--- Objective ---
Below is a set of records. Repeat all of them exactly.

--- Data ---
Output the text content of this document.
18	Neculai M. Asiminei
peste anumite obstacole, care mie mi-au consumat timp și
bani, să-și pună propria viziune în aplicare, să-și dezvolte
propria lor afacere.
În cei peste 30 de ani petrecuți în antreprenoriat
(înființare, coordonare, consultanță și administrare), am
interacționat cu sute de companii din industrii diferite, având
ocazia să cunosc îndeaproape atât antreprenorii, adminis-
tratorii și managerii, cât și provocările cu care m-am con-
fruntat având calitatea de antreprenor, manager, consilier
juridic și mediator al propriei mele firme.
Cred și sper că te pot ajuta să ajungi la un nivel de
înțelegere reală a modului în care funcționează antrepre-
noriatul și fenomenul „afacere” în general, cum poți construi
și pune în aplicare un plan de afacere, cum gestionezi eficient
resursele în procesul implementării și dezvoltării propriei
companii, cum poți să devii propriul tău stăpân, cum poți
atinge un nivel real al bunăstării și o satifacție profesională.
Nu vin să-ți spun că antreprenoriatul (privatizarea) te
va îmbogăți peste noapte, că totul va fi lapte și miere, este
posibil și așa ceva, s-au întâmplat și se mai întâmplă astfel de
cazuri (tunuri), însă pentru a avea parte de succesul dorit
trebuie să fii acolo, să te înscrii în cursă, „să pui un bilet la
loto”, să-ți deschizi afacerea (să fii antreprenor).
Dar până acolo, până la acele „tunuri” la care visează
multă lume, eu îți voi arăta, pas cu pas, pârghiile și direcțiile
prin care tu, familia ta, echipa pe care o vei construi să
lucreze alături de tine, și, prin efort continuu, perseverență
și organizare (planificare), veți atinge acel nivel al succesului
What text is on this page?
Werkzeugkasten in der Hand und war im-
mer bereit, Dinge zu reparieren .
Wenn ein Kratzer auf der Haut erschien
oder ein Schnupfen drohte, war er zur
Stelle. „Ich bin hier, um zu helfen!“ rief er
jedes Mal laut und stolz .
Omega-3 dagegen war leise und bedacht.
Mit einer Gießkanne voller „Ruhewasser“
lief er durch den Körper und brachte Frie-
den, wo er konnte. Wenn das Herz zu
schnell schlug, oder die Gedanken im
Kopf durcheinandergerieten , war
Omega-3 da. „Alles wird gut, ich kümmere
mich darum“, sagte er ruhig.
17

--- Result for this exercise ---
Output the text content of this document.
18	Neculai M. Asiminei
peste anumite obstacole, care mie mi-au consumat timp și
bani, să-și pună propria viziune în aplicare, să-și dezvolte
propria lor afacere.
În cei peste 30 de ani petrecuți în antreprenoriat
(înființare, coordonare, consultanță și administrare), am
interacționat cu sute de companii din industrii diferite, având
ocazia să cunosc îndeaproape atât antreprenorii, adminis-
tratorii și managerii, cât și provocările cu care m-am con-
fruntat având calitatea de antreprenor, manager, consilier
juridic și mediator al propriei mele firme.
Cred și sper că te pot ajuta să ajungi la un nivel de
înțelegere reală a modului în care funcționează antrepre-
noriatul și fenomenul „afacere” în general, cum poți construi
și pune în aplicare un plan de afacere, cum gestionezi eficient
resursele în procesul implementării și dezvoltării propriei
companii, cum poți să devii propriul tău stăpân, cum poți
atinge un nivel real al bunăstării și o satifacție profesională.
Nu vin să-ți spun că antreprenoriatul (privatizarea) te
va îmbogăți peste noapte, că totul va fi lapte și miere, este
posibil și așa ceva, s-au întâmplat și se mai întâmplă astfel de
cazuri (tunuri), însă pentru a avea parte de succesul dorit
trebuie să fii acolo, să te înscrii în cursă, „să pui un bilet la
loto”, să-ți deschizi afacerea (să fii antreprenor).
Dar până acolo, până la acele „tunuri” la care visează
multă lume, eu îți voi arăta, pas cu pas, pârghiile și direcțiile
prin care tu, familia ta, echipa pe care o vei construi să
lucreze alături de tine, și, prin efort continuu, perseverență
și organizare (planificare), veți atinge acel nivel al succesului
What text is on this page?
Werkzeugkasten in der Hand und war im-
mer bereit, Dinge zu reparieren .
Wenn ein Kratzer auf der Haut erschien
oder ein Schnupfen drohte, war er zur
Stelle. „Ich bin hier, um zu helfen!“ rief er
jedes Mal laut und stolz .
Omega-3 dagegen war leise und bedacht.
Mit einer Gießkanne voller „Ruhewasser“
lief er durch den Körper und brachte Frie-
den, wo er konnte. Wenn das Herz zu
schnell schlug, oder die Gedanken im
Kopf durcheinandergerieten , war
Omega-3 da. „Alles wird gut, ich kümmere
mich darum“, sagte er ruhig.
17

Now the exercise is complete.